# [Problem to work on]
In the forum thread below about wedding night consummation, what does the reply signed by Malia say the couple wanted at the end of their wedding day?

Wedding night consummation

  • Thread starter Thread starter LighthouseRon
  • Start date Start date
Status
Not open for further replies.
L

LighthouseRon

Guest
The day my wife and I were married was very joyful and very busy too. By the time the day ended and my wife and I reached our destination we were both very tired and didn’t have the real desire to consummate our marriage that night. We did shortly after but I’m just curious, has anyone else had the same experience? Are there any moral issues here? Does the church have any teachings on when a marriage is consummated?

Thanks
 
I have a feeling you are not in the minority. My hubby and I had a similar experience to yours. By the time that extremely long and emotionally exhausting day was over, making love was the last thing on our minds, lol. We wanted sleep!

I don’t think there are any moral implications in a case like this.

Malia
 
When you consummate a marriage is up to the two of you. The Church gives no direction as to when it is to occur just that it should occur.

Also, I think it is fairly common.
 
I recently learned that if you were contracepting at the time you engaged in the marital embrace you did NOT consumate your marriage. Not until you engage in the marital embrace by giving yourself totally and not contracepting does the actual consummation take place.
 
40.png
esr:
I recently learned that if you were contracepting at the time you engaged in the marital embrace you did NOT consumate your marriage. Not until you engage in the marital embrace by giving yourself totally and not contracepting does the actual consummation take place.
I think you should check your source on that.
 
We were tired but consumating somehow woke us up :). I do know a few couples who didn’t consumate because they decided that they weren’t ready to have children right away and were practicing NFP. They were all a little worried that there might be a moral implication in that b/c of the reason behind it. There isn’t, I’m 99% sure, as long as their decision not to have children at that time was made correctly.
 
40.png
esr:
I recently learned that if you were contracepting at the time you engaged in the marital embrace you did NOT consumate your marriage. Not until you engage in the marital embrace by giving yourself totally and not contracepting does the actual consummation take place.

# [Input data]

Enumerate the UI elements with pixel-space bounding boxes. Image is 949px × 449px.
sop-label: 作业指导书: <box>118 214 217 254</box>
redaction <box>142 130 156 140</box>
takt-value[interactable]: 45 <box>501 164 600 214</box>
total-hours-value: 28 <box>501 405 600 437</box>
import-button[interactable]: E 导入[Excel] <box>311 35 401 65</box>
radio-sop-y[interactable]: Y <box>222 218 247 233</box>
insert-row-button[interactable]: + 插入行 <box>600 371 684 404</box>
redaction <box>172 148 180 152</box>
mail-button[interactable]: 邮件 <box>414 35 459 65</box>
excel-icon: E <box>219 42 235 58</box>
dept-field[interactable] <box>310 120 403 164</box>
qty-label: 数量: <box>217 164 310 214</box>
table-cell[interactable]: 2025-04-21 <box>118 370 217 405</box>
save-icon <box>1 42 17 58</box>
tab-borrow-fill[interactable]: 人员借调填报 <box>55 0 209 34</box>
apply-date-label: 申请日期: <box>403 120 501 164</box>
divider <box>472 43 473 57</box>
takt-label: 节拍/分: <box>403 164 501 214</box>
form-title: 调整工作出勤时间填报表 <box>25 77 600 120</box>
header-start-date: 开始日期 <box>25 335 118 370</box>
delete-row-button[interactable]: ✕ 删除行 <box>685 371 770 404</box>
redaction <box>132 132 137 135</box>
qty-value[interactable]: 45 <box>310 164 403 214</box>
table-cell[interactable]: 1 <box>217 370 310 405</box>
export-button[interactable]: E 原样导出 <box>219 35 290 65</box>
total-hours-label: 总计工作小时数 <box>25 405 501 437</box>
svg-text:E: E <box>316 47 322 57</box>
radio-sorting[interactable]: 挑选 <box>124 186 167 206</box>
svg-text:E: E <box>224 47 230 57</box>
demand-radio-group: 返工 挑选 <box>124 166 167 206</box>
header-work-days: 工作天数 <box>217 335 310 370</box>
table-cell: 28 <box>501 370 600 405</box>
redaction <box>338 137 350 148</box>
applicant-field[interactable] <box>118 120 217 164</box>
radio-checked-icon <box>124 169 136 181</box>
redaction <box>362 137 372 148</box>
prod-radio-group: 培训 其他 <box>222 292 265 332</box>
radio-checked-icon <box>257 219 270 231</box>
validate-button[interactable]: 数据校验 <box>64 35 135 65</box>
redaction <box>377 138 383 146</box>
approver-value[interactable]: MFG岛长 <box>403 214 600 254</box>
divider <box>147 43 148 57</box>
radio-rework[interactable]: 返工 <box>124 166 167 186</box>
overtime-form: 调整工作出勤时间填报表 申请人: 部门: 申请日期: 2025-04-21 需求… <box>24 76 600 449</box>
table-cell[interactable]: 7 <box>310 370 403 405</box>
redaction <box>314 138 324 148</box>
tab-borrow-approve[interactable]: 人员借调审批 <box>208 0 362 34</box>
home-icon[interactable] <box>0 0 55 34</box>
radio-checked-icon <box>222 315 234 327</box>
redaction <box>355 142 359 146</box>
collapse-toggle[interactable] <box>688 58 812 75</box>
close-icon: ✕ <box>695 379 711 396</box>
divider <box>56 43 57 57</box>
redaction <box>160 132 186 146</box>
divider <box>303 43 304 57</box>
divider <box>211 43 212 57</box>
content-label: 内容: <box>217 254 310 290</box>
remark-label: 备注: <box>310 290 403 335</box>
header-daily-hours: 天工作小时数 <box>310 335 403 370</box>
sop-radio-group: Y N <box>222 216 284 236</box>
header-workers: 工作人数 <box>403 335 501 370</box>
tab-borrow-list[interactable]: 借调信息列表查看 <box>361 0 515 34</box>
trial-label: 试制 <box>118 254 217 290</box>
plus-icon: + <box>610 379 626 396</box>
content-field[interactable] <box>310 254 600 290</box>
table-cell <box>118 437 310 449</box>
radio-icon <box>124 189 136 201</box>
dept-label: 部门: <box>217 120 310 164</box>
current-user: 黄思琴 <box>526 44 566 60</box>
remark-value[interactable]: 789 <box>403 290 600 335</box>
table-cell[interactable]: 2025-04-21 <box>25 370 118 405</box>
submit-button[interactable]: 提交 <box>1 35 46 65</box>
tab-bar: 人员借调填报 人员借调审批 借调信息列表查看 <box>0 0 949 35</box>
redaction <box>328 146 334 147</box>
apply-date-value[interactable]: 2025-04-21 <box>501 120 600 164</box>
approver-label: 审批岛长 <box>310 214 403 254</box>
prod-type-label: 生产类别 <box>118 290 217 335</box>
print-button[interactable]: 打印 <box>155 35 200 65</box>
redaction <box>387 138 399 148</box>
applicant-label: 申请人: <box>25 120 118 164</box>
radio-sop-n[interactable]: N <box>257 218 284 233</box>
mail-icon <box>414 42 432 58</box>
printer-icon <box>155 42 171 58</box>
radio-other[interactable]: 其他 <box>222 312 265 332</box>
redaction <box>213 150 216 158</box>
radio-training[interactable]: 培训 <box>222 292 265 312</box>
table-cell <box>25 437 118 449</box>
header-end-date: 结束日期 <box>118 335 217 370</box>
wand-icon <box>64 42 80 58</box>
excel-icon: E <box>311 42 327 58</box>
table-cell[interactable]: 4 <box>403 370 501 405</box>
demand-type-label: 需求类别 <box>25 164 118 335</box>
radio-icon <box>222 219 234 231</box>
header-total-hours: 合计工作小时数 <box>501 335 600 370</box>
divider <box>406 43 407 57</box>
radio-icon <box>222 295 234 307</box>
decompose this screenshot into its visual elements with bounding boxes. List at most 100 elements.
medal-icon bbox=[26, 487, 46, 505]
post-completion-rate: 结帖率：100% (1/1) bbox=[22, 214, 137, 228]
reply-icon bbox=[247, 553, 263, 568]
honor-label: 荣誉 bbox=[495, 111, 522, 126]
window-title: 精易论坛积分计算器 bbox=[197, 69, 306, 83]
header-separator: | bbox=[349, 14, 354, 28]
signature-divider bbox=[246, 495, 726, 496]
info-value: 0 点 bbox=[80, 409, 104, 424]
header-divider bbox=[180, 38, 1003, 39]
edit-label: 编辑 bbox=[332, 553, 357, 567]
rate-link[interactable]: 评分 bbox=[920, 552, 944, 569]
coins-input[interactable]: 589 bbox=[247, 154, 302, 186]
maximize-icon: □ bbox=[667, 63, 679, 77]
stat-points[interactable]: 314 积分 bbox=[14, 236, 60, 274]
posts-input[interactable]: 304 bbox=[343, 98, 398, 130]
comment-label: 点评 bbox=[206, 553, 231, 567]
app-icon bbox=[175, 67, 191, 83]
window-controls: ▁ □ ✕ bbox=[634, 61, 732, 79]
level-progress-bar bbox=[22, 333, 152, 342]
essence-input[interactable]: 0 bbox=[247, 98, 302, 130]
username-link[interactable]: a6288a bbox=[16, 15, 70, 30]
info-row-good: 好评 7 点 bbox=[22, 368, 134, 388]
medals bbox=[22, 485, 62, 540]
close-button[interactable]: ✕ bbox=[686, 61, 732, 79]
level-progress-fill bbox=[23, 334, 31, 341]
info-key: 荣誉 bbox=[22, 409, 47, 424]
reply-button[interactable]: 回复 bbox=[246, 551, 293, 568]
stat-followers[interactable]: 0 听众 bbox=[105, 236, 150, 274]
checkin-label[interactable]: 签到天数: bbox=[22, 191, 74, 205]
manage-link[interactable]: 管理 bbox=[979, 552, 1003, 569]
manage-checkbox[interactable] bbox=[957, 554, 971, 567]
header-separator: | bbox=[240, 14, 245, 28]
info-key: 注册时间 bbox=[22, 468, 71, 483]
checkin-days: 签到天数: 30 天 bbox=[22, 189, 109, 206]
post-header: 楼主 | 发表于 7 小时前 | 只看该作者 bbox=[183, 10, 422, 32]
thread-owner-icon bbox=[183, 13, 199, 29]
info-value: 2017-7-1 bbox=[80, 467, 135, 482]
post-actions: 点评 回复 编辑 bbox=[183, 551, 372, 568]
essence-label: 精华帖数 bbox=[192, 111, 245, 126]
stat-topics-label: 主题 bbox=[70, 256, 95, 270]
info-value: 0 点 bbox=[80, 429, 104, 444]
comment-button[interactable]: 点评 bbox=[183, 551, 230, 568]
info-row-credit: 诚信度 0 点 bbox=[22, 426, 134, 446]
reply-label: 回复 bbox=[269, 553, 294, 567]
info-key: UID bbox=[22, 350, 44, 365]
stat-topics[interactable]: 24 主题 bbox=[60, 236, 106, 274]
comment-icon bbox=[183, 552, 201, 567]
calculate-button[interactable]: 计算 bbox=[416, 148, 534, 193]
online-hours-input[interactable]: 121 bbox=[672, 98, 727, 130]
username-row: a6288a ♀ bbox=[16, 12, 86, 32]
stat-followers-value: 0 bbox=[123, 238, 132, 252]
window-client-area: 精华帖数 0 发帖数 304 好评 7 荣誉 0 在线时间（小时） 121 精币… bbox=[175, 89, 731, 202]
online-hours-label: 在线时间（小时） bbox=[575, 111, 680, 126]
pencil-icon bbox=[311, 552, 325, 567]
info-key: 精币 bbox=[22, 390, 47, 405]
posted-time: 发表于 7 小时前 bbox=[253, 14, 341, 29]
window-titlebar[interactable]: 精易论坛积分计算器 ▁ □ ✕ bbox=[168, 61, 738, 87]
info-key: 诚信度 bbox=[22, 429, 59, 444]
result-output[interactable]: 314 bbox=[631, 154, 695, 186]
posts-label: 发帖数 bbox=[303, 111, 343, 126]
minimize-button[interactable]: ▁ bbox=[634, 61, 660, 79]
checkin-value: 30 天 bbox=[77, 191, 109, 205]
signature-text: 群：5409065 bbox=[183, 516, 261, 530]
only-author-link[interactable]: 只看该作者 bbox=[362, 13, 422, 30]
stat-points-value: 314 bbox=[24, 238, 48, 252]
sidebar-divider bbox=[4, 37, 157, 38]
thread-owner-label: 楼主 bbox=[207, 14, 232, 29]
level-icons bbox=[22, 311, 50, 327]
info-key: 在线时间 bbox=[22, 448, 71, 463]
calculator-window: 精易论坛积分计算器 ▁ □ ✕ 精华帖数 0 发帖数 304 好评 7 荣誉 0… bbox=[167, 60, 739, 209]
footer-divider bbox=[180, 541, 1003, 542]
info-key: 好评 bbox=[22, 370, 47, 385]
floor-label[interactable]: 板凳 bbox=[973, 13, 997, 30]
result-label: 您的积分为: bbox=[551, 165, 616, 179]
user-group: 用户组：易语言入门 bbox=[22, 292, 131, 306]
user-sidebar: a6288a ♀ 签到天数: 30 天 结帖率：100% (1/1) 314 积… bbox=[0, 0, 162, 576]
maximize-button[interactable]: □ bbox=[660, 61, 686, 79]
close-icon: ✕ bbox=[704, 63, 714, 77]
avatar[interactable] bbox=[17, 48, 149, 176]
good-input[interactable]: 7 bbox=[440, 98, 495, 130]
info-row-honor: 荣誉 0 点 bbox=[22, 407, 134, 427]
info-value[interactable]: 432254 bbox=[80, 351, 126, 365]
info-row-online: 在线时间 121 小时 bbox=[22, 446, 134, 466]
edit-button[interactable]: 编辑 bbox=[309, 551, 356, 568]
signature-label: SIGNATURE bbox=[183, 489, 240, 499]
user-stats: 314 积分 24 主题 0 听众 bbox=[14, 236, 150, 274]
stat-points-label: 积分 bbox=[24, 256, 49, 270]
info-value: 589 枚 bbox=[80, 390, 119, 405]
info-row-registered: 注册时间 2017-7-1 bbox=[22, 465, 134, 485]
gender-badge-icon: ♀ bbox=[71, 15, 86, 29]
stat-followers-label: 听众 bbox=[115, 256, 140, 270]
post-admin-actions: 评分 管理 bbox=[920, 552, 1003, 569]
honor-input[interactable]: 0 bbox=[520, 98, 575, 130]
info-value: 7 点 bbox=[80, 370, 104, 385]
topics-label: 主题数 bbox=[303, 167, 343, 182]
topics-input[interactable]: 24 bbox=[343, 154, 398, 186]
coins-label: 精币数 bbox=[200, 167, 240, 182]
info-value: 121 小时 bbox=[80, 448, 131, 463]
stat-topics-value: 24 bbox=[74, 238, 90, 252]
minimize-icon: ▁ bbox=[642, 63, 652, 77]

# [Written solution]
Sleep.